# EXERCISE DESCRIPTION
Please rewrite the entries from the line with "Patent image size: (522, 490)." to the line with "The diode 98 is at (243, 355).", replacing "basic circuit" with "base circuit" and leaving everything else unchanged.

# RECORD EXTRACTS
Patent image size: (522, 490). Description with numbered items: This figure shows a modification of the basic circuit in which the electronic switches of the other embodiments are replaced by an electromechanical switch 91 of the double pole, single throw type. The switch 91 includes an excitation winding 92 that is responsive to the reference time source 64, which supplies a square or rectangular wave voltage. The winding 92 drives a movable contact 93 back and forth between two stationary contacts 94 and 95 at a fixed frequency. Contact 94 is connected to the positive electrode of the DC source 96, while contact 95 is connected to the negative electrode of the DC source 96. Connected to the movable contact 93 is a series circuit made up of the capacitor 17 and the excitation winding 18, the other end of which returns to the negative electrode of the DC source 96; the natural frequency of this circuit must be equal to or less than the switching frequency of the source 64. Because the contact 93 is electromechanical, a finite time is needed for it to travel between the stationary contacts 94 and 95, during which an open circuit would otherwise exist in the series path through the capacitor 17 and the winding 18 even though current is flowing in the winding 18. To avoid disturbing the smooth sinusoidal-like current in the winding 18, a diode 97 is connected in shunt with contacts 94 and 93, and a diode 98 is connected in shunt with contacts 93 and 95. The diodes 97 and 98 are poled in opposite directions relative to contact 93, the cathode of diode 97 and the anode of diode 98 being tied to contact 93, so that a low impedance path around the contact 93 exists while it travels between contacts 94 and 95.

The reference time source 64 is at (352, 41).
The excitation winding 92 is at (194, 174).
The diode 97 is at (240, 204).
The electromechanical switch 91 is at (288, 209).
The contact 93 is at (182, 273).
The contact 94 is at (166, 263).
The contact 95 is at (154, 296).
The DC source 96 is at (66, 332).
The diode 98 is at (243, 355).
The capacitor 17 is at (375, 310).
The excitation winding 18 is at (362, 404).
* * *
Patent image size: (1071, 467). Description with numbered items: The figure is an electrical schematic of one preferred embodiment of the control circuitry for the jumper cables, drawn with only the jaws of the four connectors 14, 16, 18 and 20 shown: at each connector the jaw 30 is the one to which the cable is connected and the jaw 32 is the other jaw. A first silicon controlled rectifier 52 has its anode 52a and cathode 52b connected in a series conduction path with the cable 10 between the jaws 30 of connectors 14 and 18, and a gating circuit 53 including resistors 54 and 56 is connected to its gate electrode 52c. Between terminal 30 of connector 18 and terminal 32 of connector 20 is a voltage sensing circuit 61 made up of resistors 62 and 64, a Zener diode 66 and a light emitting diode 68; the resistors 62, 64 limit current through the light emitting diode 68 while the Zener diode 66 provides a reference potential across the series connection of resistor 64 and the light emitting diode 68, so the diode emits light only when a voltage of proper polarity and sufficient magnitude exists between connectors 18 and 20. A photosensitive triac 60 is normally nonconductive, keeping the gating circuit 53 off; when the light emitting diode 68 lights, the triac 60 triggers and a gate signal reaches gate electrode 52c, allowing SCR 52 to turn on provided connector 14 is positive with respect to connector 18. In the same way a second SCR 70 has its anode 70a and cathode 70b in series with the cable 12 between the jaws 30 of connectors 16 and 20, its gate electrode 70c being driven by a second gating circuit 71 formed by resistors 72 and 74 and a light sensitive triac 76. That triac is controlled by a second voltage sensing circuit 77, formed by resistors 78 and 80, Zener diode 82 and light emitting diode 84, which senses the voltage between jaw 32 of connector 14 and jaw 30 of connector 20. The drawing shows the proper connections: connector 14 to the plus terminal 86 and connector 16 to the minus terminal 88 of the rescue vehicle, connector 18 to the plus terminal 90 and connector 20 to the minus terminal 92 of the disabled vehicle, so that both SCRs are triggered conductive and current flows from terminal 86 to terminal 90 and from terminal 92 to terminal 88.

# COMPLETE ANSWER
Patent image size: (522, 490). Description with numbered items: This figure shows a modification of the base circuit in which the electronic switches of the other embodiments are replaced by an electromechanical switch 91 of the double pole, single throw type. The switch 91 includes an excitation winding 92 that is responsive to the reference time source 64, which supplies a square or rectangular wave voltage. The winding 92 drives a movable contact 93 back and forth between two stationary contacts 94 and 95 at a fixed frequency. Contact 94 is connected to the positive electrode of the DC source 96, while contact 95 is connected to the negative electrode of the DC source 96. Connected to the movable contact 93 is a series circuit made up of the capacitor 17 and the excitation winding 18, the other end of which returns to the negative electrode of the DC source 96; the natural frequency of this circuit must be equal to or less than the switching frequency of the source 64. Because the contact 93 is electromechanical, a finite time is needed for it to travel between the stationary contacts 94 and 95, during which an open circuit would otherwise exist in the series path through the capacitor 17 and the winding 18 even though current is flowing in the winding 18. To avoid disturbing the smooth sinusoidal-like current in the winding 18, a diode 97 is connected in shunt with contacts 94 and 93, and a diode 98 is connected in shunt with contacts 93 and 95. The diodes 97 and 98 are poled in opposite directions relative to contact 93, the cathode of diode 97 and the anode of diode 98 being tied to contact 93, so that a low impedance path around the contact 93 exists while it travels between contacts 94 and 95.

The reference time source 64 is at (352, 41).
The excitation winding 92 is at (194, 174).
The diode 97 is at (240, 204).
The electromechanical switch 91 is at (288, 209).
The contact 93 is at (182, 273).
The contact 94 is at (166, 263).
The contact 95 is at (154, 296).
The DC source 96 is at (66, 332).
The diode 98 is at (243, 355).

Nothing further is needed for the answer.